### To be done
Copy out each line featuring the string "McKillop" from the entries beneath.

### Dataset content
* start *

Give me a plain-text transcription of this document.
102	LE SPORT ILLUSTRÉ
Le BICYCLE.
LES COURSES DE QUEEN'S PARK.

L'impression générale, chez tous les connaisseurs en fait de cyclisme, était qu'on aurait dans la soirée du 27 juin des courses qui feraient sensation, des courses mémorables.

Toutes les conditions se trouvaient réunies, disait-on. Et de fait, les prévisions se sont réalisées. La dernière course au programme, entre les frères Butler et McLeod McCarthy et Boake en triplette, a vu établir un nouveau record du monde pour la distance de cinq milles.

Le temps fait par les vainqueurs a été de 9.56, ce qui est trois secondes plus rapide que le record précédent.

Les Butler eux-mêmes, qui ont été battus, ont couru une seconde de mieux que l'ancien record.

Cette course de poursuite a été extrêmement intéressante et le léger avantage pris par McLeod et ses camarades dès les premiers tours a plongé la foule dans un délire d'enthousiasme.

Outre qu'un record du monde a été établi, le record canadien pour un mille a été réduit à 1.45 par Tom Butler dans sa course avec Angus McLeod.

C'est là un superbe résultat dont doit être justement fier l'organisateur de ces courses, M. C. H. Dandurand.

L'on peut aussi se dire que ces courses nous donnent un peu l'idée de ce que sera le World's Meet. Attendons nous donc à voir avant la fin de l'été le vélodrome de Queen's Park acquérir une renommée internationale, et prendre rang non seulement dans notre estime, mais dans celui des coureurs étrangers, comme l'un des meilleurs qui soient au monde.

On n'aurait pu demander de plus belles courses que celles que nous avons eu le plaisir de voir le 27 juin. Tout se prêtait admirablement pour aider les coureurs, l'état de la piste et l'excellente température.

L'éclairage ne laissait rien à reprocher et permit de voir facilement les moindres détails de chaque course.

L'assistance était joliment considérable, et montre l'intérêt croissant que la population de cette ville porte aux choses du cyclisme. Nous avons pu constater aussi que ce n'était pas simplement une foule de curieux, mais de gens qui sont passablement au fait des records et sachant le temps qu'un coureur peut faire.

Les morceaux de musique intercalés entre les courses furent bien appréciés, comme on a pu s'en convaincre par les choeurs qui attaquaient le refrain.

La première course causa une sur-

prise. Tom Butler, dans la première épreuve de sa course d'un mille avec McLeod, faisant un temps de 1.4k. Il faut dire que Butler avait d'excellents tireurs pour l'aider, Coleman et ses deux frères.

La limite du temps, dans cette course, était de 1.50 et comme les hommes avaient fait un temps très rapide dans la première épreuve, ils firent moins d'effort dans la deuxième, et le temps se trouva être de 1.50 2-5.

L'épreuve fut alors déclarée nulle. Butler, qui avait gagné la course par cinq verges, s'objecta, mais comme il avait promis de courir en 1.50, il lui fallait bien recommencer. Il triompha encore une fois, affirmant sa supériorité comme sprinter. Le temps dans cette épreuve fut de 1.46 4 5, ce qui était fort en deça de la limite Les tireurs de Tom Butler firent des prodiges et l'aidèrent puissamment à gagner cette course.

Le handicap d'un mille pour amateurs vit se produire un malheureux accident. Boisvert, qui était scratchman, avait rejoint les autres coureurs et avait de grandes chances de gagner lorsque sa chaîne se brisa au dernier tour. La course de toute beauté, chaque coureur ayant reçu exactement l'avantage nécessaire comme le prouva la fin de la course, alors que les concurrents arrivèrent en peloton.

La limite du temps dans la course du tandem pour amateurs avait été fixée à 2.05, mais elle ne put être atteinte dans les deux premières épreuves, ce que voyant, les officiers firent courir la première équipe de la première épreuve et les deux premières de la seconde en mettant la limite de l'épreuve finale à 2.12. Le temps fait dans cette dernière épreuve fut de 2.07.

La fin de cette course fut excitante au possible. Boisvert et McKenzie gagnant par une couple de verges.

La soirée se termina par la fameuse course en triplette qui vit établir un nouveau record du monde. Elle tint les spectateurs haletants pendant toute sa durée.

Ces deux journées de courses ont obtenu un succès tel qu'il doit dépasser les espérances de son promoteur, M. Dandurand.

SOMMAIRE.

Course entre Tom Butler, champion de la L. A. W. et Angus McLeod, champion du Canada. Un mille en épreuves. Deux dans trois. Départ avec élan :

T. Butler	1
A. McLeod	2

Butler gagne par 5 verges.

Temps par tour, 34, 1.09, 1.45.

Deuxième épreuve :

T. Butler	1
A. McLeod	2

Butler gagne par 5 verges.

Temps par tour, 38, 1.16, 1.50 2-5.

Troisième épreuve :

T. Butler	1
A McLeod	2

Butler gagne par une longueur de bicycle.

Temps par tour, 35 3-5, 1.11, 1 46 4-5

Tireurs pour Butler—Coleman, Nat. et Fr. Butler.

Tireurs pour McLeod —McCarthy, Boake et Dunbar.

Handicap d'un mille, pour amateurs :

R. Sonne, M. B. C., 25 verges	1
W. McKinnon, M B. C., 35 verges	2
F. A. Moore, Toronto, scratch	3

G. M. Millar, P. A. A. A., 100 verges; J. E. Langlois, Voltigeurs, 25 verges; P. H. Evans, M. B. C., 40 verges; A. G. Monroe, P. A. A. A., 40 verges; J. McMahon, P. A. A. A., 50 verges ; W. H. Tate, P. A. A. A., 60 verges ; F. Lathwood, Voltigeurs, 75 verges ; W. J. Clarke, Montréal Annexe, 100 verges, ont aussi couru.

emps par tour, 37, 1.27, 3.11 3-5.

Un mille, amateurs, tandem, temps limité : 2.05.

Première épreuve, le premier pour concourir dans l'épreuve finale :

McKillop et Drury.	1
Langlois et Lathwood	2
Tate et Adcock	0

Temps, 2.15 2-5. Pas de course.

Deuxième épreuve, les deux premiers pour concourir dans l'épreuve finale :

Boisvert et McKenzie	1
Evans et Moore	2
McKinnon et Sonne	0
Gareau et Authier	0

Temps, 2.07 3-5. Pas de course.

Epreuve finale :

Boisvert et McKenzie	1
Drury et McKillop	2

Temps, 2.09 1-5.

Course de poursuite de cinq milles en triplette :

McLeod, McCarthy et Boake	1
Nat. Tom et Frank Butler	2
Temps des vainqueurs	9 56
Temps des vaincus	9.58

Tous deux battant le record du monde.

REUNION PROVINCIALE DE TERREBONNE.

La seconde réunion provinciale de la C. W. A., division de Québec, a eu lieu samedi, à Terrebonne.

* end *
* start *

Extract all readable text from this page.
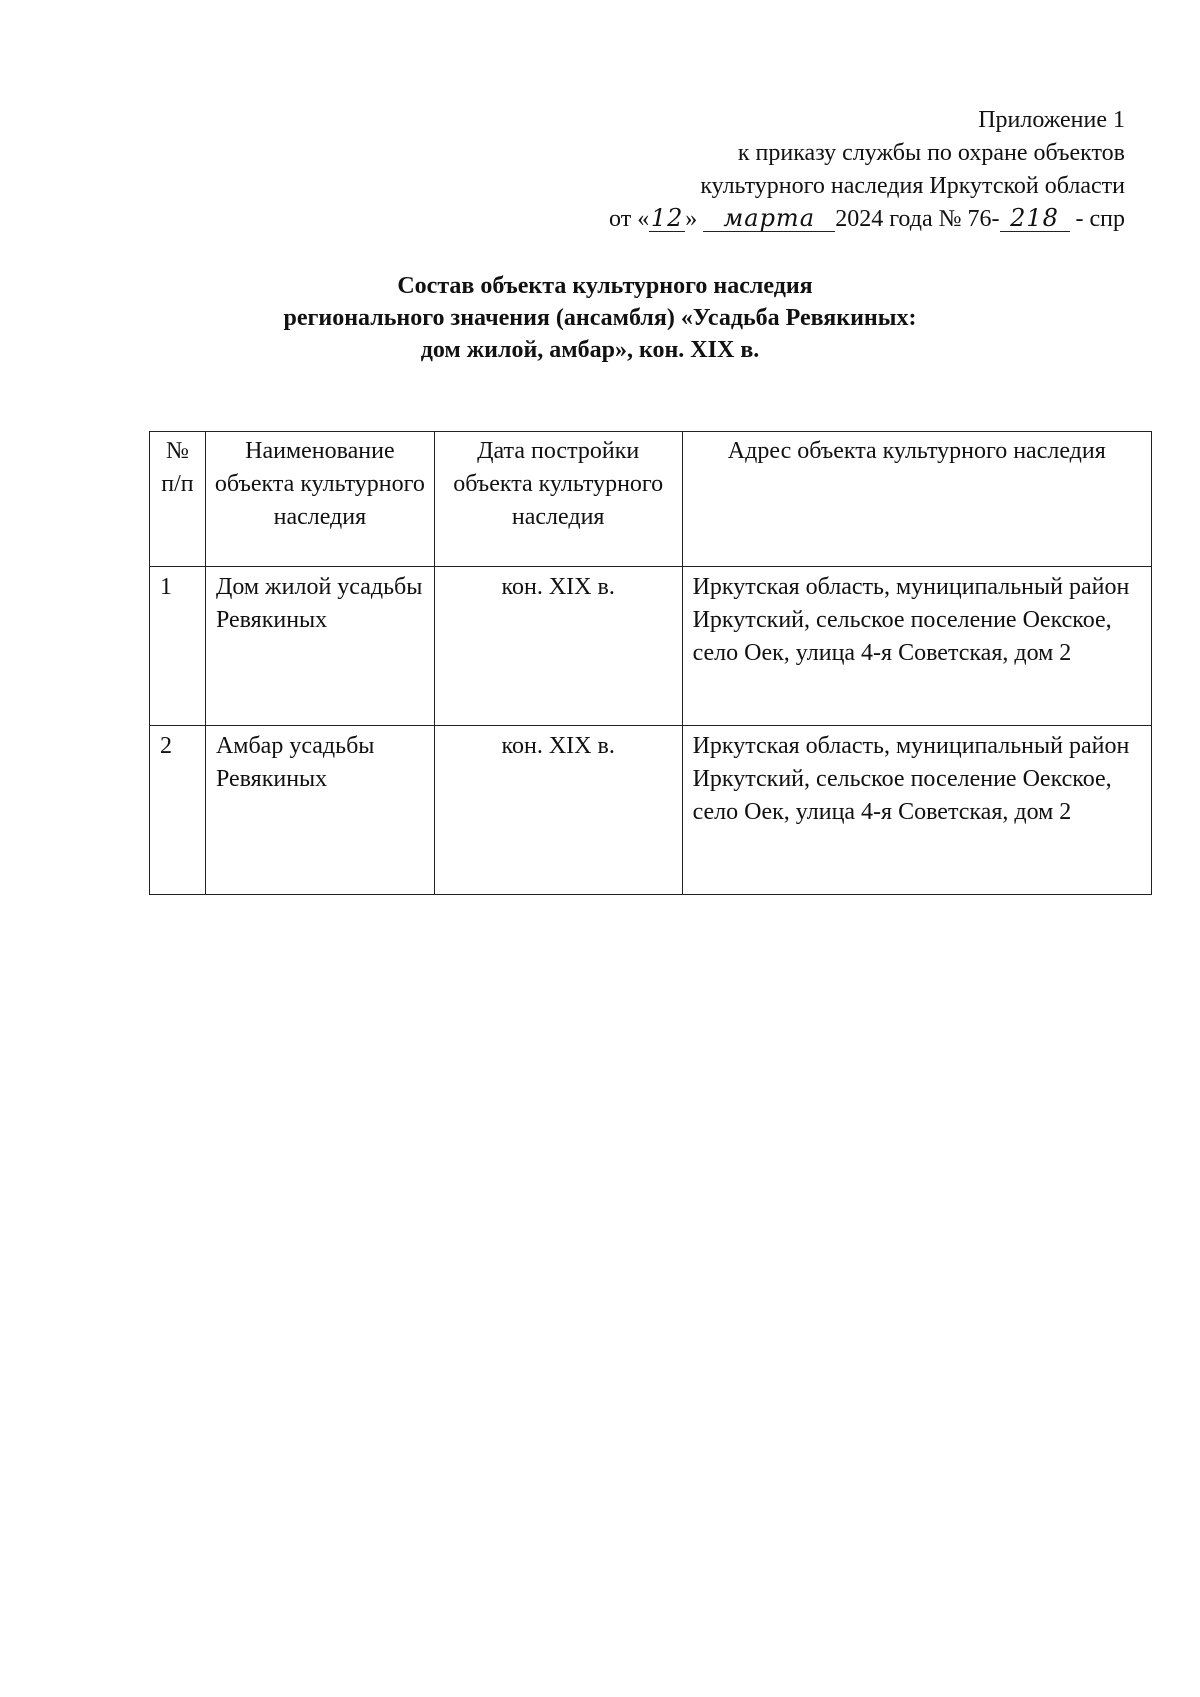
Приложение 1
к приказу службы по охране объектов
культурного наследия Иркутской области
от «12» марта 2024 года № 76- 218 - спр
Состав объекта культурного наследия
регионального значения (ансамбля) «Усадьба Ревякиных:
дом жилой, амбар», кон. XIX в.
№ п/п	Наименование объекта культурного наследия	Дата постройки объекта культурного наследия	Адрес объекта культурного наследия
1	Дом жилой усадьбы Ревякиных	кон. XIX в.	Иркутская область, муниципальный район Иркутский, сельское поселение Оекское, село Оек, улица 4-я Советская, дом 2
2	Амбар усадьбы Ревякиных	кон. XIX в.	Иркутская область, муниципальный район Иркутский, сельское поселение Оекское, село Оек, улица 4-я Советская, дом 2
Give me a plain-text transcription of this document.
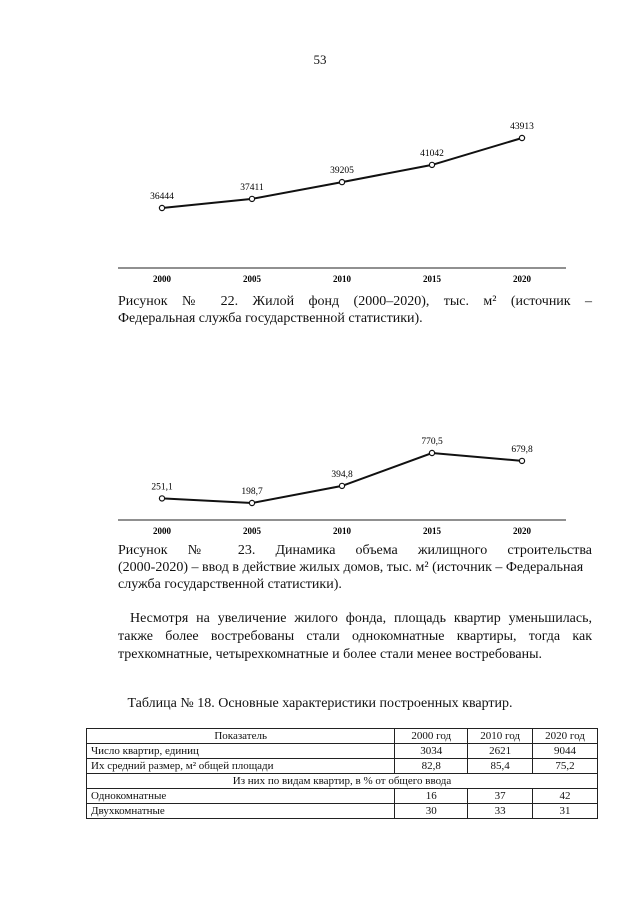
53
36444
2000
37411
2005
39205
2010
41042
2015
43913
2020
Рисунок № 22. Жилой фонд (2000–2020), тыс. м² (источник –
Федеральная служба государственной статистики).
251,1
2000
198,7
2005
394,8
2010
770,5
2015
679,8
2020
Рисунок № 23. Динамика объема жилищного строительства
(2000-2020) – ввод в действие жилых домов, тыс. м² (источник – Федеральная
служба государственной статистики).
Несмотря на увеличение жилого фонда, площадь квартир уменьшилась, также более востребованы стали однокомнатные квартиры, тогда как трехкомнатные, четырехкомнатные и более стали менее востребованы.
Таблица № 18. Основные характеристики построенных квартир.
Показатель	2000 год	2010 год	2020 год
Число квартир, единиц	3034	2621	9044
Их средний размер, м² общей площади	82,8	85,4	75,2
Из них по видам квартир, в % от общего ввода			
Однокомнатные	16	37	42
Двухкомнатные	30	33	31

* end *

### Right answer
McKillop et Drury.	1
Drury et McKillop	2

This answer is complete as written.